### Rows from a dataset
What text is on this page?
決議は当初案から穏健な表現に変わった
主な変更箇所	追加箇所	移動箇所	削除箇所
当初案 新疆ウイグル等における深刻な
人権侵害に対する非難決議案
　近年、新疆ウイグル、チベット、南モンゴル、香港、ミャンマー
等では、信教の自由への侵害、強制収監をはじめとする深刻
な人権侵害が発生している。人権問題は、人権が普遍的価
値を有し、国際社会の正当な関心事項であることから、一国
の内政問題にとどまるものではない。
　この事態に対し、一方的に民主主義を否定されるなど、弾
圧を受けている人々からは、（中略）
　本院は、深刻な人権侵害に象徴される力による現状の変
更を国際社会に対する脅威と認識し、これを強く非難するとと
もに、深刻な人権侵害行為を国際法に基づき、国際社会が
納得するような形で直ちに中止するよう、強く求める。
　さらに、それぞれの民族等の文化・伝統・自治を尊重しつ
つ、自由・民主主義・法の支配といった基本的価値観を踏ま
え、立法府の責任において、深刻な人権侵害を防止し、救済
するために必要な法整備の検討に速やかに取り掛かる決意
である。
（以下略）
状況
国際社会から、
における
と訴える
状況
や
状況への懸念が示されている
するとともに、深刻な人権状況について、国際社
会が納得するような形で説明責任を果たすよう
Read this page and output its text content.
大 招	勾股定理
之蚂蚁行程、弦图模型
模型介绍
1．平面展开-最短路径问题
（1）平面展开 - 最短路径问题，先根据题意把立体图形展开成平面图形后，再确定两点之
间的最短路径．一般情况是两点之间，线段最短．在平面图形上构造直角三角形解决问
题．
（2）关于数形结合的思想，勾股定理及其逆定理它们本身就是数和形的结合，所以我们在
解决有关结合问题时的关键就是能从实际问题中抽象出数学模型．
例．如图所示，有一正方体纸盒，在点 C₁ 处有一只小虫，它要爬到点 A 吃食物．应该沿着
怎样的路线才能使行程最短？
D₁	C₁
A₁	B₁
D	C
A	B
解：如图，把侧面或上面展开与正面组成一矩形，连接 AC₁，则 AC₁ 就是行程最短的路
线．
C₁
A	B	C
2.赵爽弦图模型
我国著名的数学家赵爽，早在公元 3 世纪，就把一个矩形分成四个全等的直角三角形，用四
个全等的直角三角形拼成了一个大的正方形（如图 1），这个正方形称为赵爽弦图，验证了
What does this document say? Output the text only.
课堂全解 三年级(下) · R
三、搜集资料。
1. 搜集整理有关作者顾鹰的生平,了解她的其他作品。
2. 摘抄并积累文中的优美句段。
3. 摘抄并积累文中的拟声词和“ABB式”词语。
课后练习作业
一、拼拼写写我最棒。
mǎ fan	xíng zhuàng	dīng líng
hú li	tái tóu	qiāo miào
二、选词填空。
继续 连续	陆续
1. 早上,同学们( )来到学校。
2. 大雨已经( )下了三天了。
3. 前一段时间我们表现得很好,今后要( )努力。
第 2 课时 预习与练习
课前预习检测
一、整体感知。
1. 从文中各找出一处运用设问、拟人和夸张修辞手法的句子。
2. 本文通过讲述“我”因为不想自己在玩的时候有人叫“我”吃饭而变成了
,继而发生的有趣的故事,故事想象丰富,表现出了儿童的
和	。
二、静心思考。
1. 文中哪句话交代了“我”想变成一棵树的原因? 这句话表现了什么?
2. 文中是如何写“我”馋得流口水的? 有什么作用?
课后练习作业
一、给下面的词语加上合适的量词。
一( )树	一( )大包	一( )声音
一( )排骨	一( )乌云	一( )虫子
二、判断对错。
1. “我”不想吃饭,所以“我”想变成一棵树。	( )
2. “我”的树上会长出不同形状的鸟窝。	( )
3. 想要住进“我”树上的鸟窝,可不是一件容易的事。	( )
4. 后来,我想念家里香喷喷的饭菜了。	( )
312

### AIM OF THE TASK
Copy every line in the entries above that has the string "平面展开" in it.

### RESPONSE
1．平面展开-最短路径问题
（1）平面展开 - 最短路径问题，先根据题意把立体图形展开成平面图形后，再确定两点之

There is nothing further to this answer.